→ Passage for review
━━━━━━

My relationship with myself is also important. It’s so easy to get gender tunnel vision, where all I read about and listen to are gender related. Some of the articles and podcasts can feel like lifeboats in a stormy ocean of gender insanity. But there’s so much more to life, to ME, than this one subject. I, too, am a polychromatic human being with many interests and passions. I can't lose those other sides of myself to the gender narrative. I love to hike and garden and cook, all activities that have the added bonus of being non-gender related activities I can do with my family.
Of course, I can't avoid the gender topic forever. It will come up and does so with increasing frequency as my children get older and spend more time out in the small, woke community we live in. I hear about more and more tweens and young teens who are socially transitioning, and the occasional young person who is going further into medical transition. My children hear about them, too, and talk about them and have questions. My own son is tentatively exploring some of these ideas.
It would be easy to dismiss their questions and say "Only boys and men have penises and only women can get pregnant or have periods, end of discussion." But ending the discussion so dismissively would make me unsafe for them to talk to in the future. Shutting down conversation is never an effective way to stay connected with those we love. As the saying goes, I need to get curious, not furious.
I need to set my own discomfort and my own judgments aside and ask my own questions to find out more about what they are hearing and thinking. And when I want to react with "That's crazy and just plain wrong!" a simple "Interesting, I see it differently" is probably a more open-ended and inviting approach. Tell me more about how that works." Or "I don't understand that, can you explain it to me?"

━━━━━━

→ Information given

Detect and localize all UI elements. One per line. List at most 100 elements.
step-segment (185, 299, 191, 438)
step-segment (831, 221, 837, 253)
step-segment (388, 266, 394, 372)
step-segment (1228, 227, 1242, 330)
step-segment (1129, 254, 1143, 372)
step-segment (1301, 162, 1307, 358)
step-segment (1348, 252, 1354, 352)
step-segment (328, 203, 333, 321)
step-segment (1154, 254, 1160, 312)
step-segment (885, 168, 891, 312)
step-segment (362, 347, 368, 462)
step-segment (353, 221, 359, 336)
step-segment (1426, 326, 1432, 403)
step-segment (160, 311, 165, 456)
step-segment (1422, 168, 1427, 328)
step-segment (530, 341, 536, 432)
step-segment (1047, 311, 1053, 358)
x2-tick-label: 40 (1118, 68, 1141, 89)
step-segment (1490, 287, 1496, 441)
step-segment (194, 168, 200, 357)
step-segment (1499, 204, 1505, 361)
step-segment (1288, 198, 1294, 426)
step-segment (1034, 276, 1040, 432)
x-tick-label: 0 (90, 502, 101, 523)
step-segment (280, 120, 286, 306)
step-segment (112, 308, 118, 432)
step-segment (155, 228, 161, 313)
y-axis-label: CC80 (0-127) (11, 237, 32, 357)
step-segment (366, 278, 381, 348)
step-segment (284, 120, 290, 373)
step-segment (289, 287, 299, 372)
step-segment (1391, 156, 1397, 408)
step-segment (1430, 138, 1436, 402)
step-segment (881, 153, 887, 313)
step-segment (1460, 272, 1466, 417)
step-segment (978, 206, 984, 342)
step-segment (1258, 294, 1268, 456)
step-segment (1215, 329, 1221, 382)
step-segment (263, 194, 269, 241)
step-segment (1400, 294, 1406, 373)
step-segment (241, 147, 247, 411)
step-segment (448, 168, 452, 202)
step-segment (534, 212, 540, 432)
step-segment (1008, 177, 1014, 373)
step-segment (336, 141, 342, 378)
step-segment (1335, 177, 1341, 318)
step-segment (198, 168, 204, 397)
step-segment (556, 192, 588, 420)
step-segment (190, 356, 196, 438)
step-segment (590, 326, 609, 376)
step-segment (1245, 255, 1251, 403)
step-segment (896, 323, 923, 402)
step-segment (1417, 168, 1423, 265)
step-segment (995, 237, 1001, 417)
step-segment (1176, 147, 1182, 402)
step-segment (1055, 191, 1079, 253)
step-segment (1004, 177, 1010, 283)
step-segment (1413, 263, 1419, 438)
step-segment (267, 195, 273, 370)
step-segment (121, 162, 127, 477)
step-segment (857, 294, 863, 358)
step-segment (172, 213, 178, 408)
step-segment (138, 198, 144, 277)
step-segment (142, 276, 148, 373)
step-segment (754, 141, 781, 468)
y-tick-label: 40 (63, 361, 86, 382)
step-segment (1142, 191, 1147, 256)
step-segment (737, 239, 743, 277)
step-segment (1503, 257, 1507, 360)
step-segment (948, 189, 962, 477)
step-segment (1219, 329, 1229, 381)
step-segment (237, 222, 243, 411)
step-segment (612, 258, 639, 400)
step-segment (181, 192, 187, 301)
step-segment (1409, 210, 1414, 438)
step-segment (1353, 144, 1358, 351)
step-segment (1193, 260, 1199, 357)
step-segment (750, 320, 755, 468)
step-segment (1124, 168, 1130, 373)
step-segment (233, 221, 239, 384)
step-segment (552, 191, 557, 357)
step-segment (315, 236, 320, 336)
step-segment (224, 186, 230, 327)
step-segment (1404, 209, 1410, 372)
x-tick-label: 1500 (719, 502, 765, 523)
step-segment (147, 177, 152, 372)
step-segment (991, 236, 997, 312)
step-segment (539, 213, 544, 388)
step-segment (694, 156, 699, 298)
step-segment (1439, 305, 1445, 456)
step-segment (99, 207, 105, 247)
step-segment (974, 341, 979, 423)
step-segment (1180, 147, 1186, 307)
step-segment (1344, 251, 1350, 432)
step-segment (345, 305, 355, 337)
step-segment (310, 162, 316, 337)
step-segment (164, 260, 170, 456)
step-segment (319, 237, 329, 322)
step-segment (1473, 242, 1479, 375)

━━━━━━

→ Exercise set
A. Shorten the paragraph of the passage about talking with children about gender that opens "It would be easy to dismiss their questions," keeping its main points.
B. In the passage about talking with children about gender, take the part that opens with the words "My relationship with" and closes with "with my family.", and change "lifeboats" to "life rafts".
The listing plays no part in this exercise.

→ Solution set
A. Brushing off their questions with a flat "Only boys and men have penises and only women can get pregnant or have periods, end of discussion" would be easy. But it would make me unsafe for them to talk to later, and shutting down conversation never keeps us connected with those we love. I need to get curious, not furious.

B.
My relationship with myself is also important. It’s so easy to get gender tunnel vision, where all I read about and listen to are gender related. Some of the articles and podcasts can feel like life rafts in a stormy ocean of gender insanity. But there’s so much more to life, to ME, than this one subject. I, too, am a polychromatic human being with many interests and passions. I can't lose those other sides of myself to the gender narrative. I love to hike and garden and cook, all activities that have the added bonus of being non-gender related activities I can do with my family.